Reproduce all entries word for word.

((

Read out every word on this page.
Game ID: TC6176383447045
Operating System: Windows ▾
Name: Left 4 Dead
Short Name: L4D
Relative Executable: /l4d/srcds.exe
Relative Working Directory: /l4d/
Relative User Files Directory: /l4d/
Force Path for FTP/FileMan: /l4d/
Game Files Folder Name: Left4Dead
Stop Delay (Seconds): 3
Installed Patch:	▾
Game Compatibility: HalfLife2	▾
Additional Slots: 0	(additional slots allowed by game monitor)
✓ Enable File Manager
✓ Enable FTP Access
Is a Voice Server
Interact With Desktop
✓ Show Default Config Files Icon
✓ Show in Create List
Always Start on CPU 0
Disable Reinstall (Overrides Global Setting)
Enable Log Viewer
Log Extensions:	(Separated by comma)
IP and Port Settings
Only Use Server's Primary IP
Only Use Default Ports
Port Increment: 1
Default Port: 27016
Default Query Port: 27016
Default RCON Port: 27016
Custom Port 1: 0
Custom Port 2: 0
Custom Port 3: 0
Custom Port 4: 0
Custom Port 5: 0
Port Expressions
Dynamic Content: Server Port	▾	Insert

))

Correct response
Read out every word on this page.
Game ID: TC6176383447045
Operating System: Windows ▾
Name: Left 4 Dead
Short Name: L4D
Relative Executable: /l4d/srcds.exe
Relative Working Directory: /l4d/
Relative User Files Directory: /l4d/
Force Path for FTP/FileMan: /l4d/
Game Files Folder Name: Left4Dead
Stop Delay (Seconds): 3
Installed Patch:	▾
Game Compatibility: HalfLife2	▾
Additional Slots: 0	(additional slots allowed by game monitor)
✓ Enable File Manager
✓ Enable FTP Access
Is a Voice Server
Interact With Desktop
✓ Show Default Config Files Icon
✓ Show in Create List
Always Start on CPU 0
Disable Reinstall (Overrides Global Setting)
Enable Log Viewer
Log Extensions:	(Separated by comma)
IP and Port Settings
Only Use Server's Primary IP
Only Use Default Ports
Port Increment: 1
Default Port: 27016
Default Query Port: 27016
Default RCON Port: 27016
Custom Port 1: 0
Custom Port 2: 0
Custom Port 3: 0
Custom Port 4: 0
Custom Port 5: 0
Port Expressions
Dynamic Content: Server Port	▾	Insert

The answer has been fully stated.